State how many lines contain the string "place", and write nothing else.
┌─ GIVEN RECORDS
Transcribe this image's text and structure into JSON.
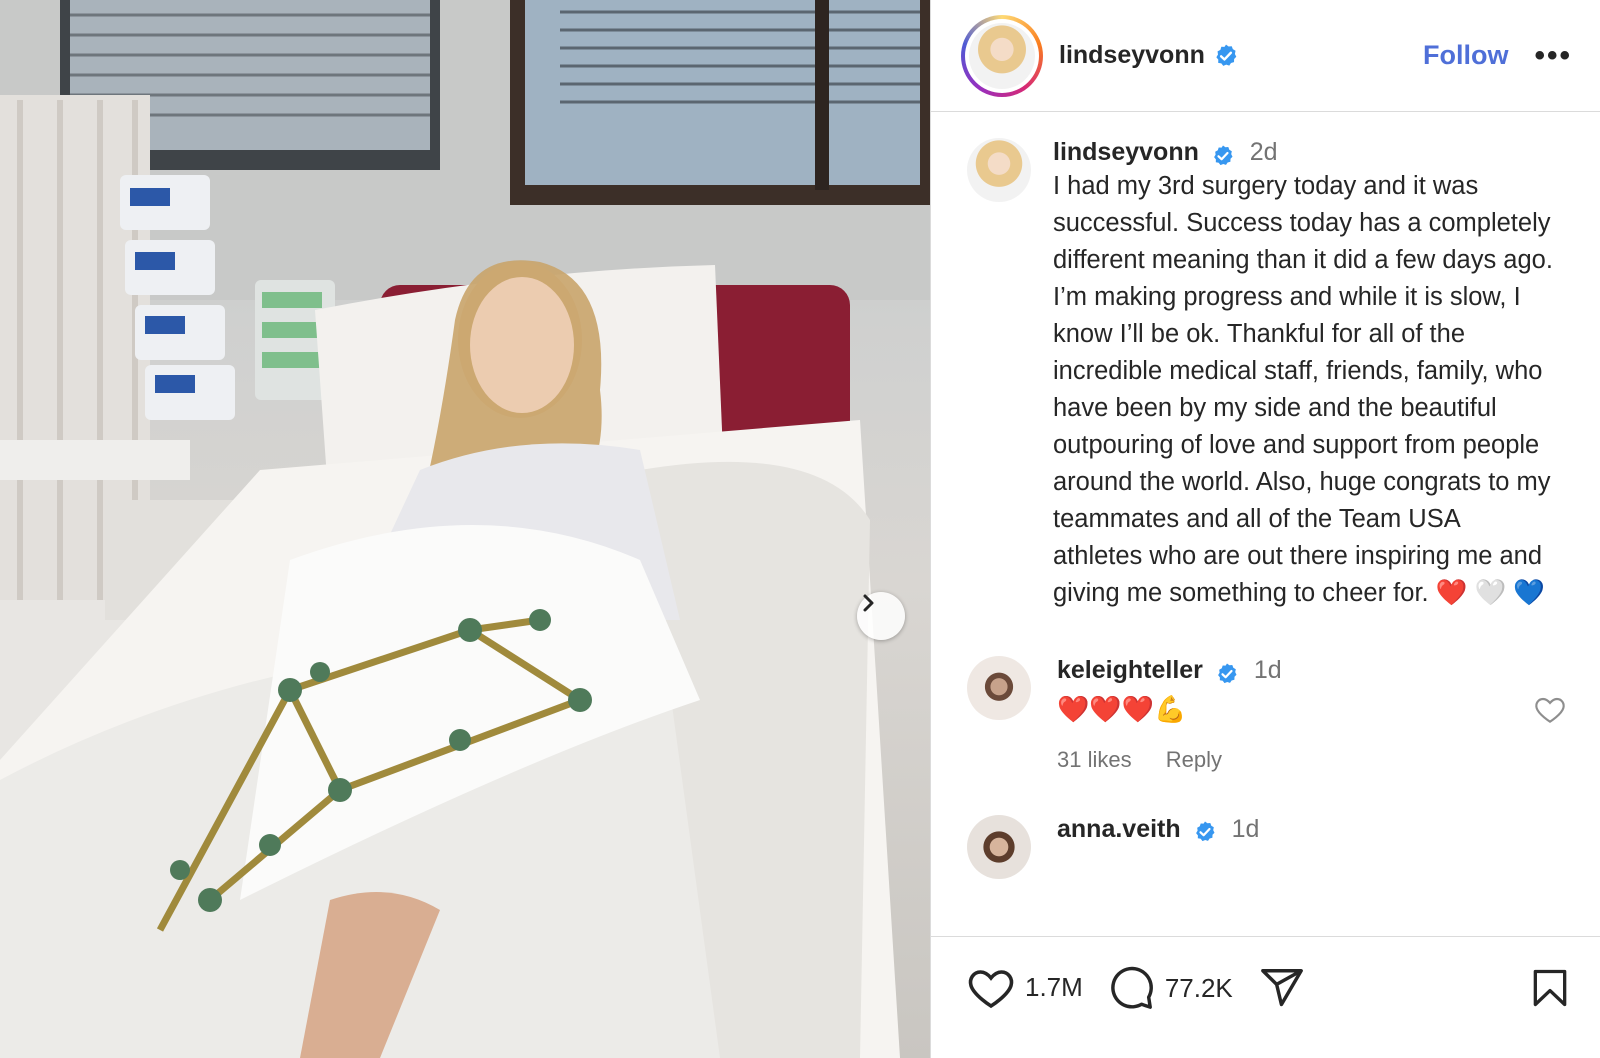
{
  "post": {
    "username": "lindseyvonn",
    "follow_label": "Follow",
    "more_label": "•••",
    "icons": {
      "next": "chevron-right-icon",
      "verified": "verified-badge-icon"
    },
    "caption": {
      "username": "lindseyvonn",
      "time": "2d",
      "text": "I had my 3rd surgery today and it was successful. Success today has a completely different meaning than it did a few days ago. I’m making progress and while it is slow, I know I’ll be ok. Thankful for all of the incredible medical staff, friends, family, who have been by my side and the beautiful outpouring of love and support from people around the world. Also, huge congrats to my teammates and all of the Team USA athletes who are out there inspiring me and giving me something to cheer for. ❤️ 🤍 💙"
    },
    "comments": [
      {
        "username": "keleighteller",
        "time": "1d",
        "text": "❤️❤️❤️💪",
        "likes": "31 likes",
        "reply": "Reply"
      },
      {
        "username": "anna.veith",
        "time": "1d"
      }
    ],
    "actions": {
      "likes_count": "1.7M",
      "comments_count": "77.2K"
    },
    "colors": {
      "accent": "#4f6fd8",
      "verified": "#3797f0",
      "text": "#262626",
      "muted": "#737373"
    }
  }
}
└─
┌─ GIVEN RECORDS
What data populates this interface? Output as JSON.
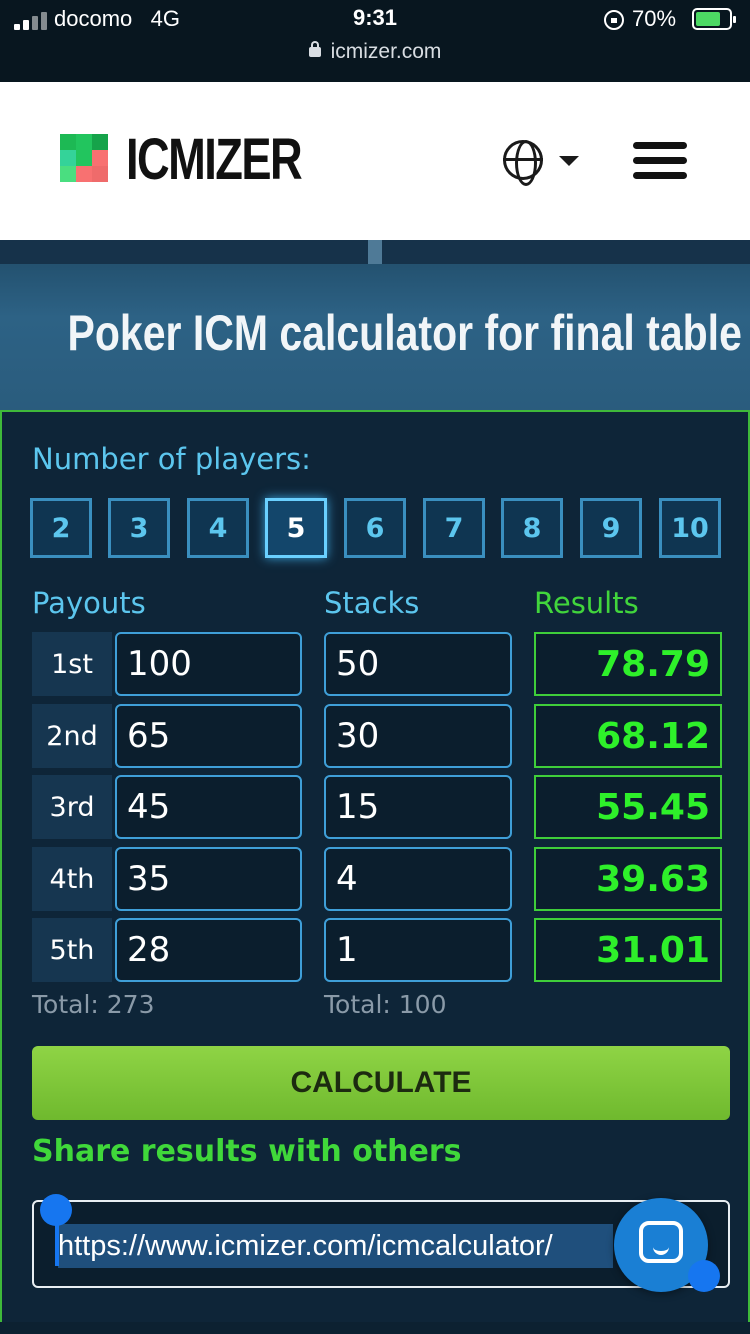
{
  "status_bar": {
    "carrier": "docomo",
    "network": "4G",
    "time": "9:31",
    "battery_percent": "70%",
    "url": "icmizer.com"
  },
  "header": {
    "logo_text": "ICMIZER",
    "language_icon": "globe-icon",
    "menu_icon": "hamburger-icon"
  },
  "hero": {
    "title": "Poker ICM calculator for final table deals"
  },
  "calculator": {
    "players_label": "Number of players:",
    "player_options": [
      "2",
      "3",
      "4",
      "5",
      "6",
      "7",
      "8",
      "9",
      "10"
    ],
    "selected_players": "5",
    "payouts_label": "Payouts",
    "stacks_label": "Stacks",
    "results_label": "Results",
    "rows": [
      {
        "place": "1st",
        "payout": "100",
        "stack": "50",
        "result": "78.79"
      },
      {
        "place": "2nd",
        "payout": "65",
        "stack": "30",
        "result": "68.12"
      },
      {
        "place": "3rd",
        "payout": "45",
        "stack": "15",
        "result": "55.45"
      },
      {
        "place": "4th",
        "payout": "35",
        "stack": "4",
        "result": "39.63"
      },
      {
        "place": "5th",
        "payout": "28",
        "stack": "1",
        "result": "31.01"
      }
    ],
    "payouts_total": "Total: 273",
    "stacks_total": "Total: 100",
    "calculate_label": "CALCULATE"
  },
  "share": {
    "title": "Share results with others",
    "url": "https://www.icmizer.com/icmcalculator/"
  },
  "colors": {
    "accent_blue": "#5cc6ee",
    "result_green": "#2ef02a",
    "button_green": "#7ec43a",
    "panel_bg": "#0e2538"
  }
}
└─
◆ TASK ANSWER: 5